[Records from a collection of figures]
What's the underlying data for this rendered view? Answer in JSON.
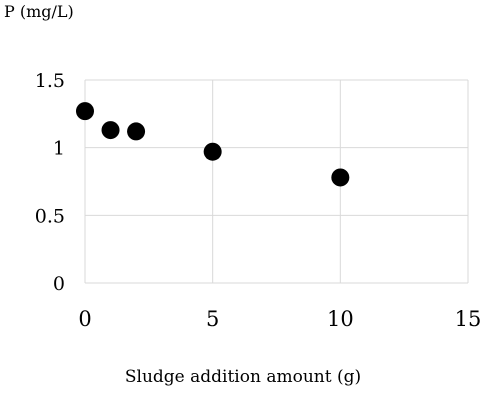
{
  "chart_data": {
    "type": "scatter",
    "title": "",
    "xlabel": "Sludge addition amount (g)",
    "ylabel": "P (mg/L)",
    "xlim": [
      0,
      15
    ],
    "ylim": [
      0,
      1.5
    ],
    "xticks": [
      "0",
      "5",
      "10",
      "15"
    ],
    "yticks": [
      "0",
      "0.5",
      "1",
      "1.5"
    ],
    "grid": true,
    "marker_color": "#000000",
    "series": [
      {
        "x": [
          0,
          1,
          2,
          5,
          10
        ],
        "y": [
          1.27,
          1.13,
          1.12,
          0.97,
          0.78
        ]
      }
    ]
  }
}
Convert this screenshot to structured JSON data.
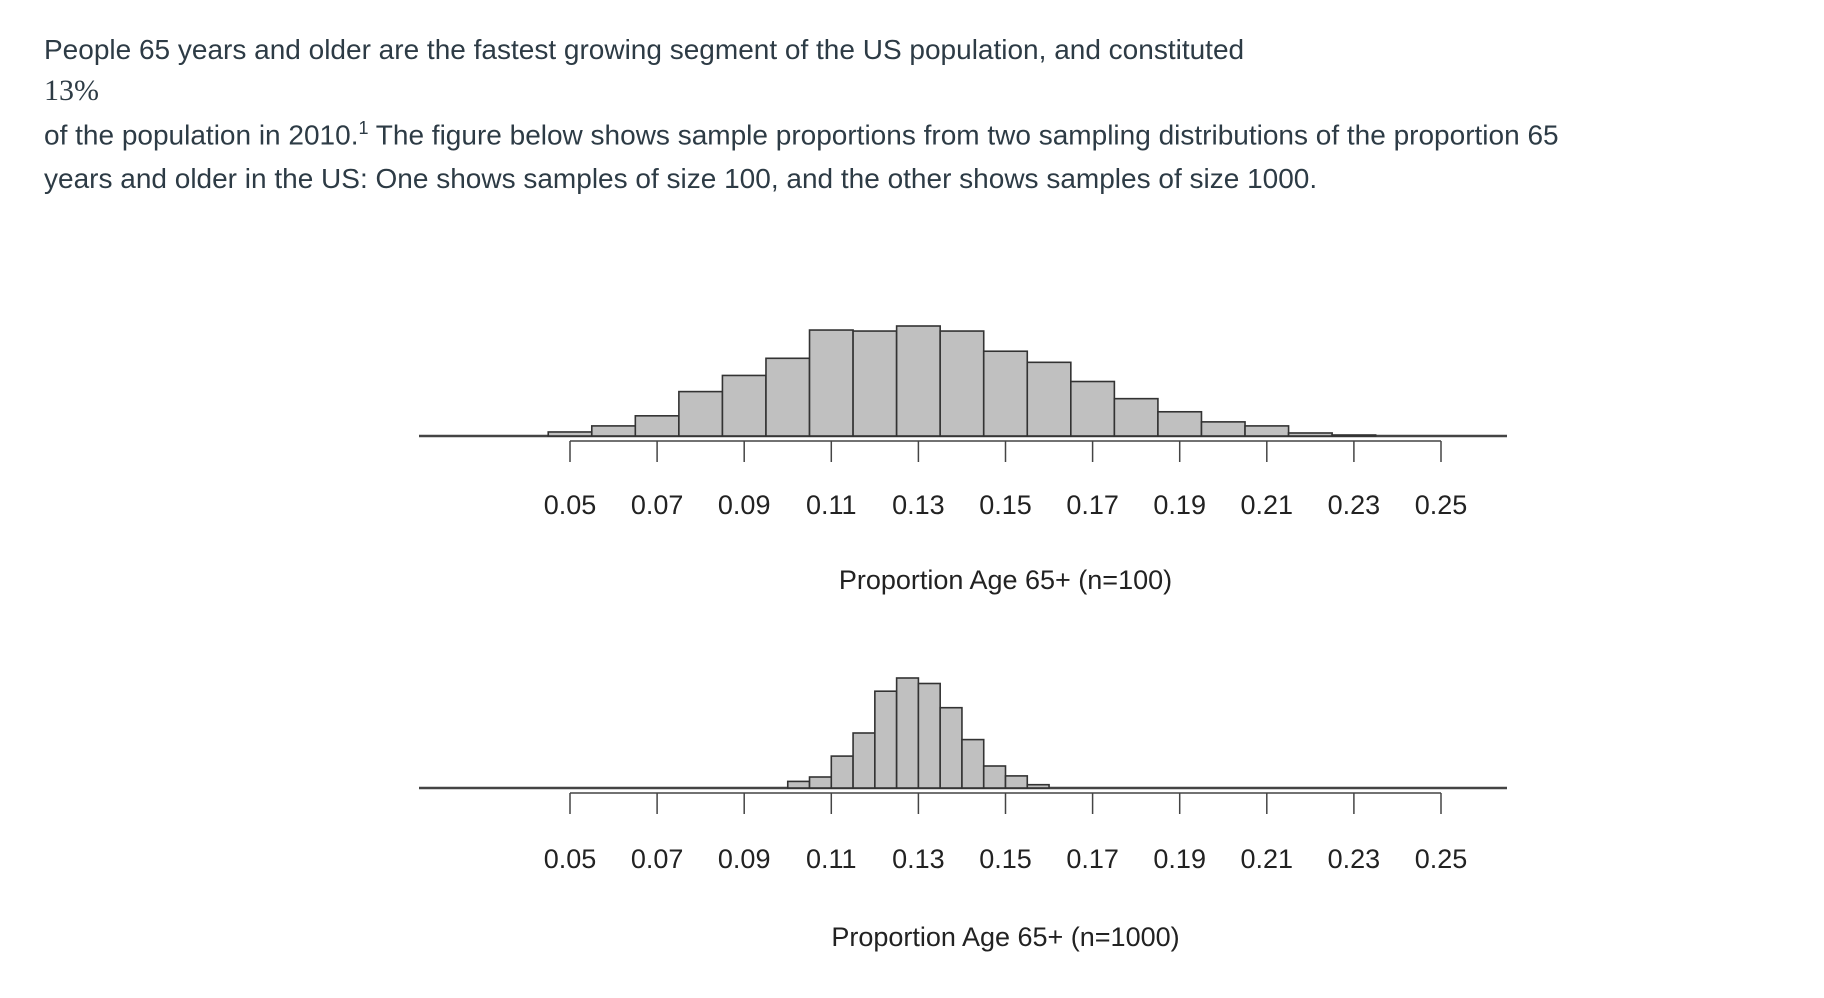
{
  "intro": {
    "line1": "People 65 years and older are the fastest growing segment of the US population, and constituted",
    "math_value": "13%",
    "line2_before_sup": "of the population in 2010.",
    "footnote_mark": "1",
    "line2_after_sup": " The figure below shows sample proportions from two sampling distributions of the proportion 65",
    "line3": "years and older in the US: One shows samples of size 100, and the other shows samples of size 1000."
  },
  "chart_data": [
    {
      "type": "bar",
      "subtype": "histogram",
      "xlabel": "Proportion Age 65+ (n=100)",
      "ylabel": "",
      "xlim": [
        0.05,
        0.25
      ],
      "tick_labels": [
        "0.05",
        "0.07",
        "0.09",
        "0.11",
        "0.13",
        "0.15",
        "0.17",
        "0.19",
        "0.21",
        "0.23",
        "0.25"
      ],
      "bin_width": 0.01,
      "bin_start": 0.045,
      "relative_heights": [
        4,
        10,
        20,
        44,
        60,
        77,
        105,
        104,
        109,
        104,
        84,
        73,
        54,
        37,
        24,
        14,
        10,
        3,
        1
      ],
      "bar_color": "#c0c0c0",
      "grid": false
    },
    {
      "type": "bar",
      "subtype": "histogram",
      "xlabel": "Proportion Age 65+ (n=1000)",
      "ylabel": "",
      "xlim": [
        0.05,
        0.25
      ],
      "tick_labels": [
        "0.05",
        "0.07",
        "0.09",
        "0.11",
        "0.13",
        "0.15",
        "0.17",
        "0.19",
        "0.21",
        "0.23",
        "0.25"
      ],
      "bin_width": 0.005,
      "bin_start": 0.1,
      "relative_heights": [
        6,
        10,
        29,
        50,
        88,
        100,
        95,
        73,
        44,
        20,
        11,
        3
      ],
      "bar_color": "#c0c0c0",
      "grid": false
    }
  ]
}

# SET PROBLEM
Give an exact copy of the material, leaving out every picture.

# REPLY TO THE TASK
What's the underlying data for this rendered view? Answer in JSON.
{
  "chart_data": {
    "type": "scatter",
    "title": "",
    "xlabel": "Sludge addition amount (g)",
    "ylabel": "P (mg/L)",
    "xlim": [
      0,
      15
    ],
    "ylim": [
      0,
      1.5
    ],
    "xticks": [
      "0",
      "5",
      "10",
      "15"
    ],
    "yticks": [
      "0",
      "0.5",
      "1",
      "1.5"
    ],
    "grid": true,
    "marker_color": "#000000",
    "series": [
      {
        "x": [
          0,
          1,
          2,
          5,
          10
        ],
        "y": [
          1.27,
          1.13,
          1.12,
          0.97,
          0.78
        ]
      }
    ]
  }
}
Convert this screenshot to structured JSON data.
{
  "intro": {
    "line1": "People 65 years and older are the fastest growing segment of the US population, and constituted",
    "math_value": "13%",
    "line2_before_sup": "of the population in 2010.",
    "footnote_mark": "1",
    "line2_after_sup": " The figure below shows sample proportions from two sampling distributions of the proportion 65",
    "line3": "years and older in the US: One shows samples of size 100, and the other shows samples of size 1000."
  },
  "chart_data": [
    {
      "type": "bar",
      "subtype": "histogram",
      "xlabel": "Proportion Age 65+ (n=100)",
      "ylabel": "",
      "xlim": [
        0.05,
        0.25
      ],
      "tick_labels": [
        "0.05",
        "0.07",
        "0.09",
        "0.11",
        "0.13",
        "0.15",
        "0.17",
        "0.19",
        "0.21",
        "0.23",
        "0.25"
      ],
      "bin_width": 0.01,
      "bin_start": 0.045,
      "relative_heights": [
        4,
        10,
        20,
        44,
        60,
        77,
        105,
        104,
        109,
        104,
        84,
        73,
        54,
        37,
        24,
        14,
        10,
        3,
        1
      ],
      "bar_color": "#c0c0c0",
      "grid": false
    },
    {
      "type": "bar",
      "subtype": "histogram",
      "xlabel": "Proportion Age 65+ (n=1000)",
      "ylabel": "",
      "xlim": [
        0.05,
        0.25
      ],
      "tick_labels": [
        "0.05",
        "0.07",
        "0.09",
        "0.11",
        "0.13",
        "0.15",
        "0.17",
        "0.19",
        "0.21",
        "0.23",
        "0.25"
      ],
      "bin_width": 0.005,
      "bin_start": 0.1,
      "relative_heights": [
        6,
        10,
        29,
        50,
        88,
        100,
        95,
        73,
        44,
        20,
        11,
        3
      ],
      "bar_color": "#c0c0c0",
      "grid": false
    }
  ]
}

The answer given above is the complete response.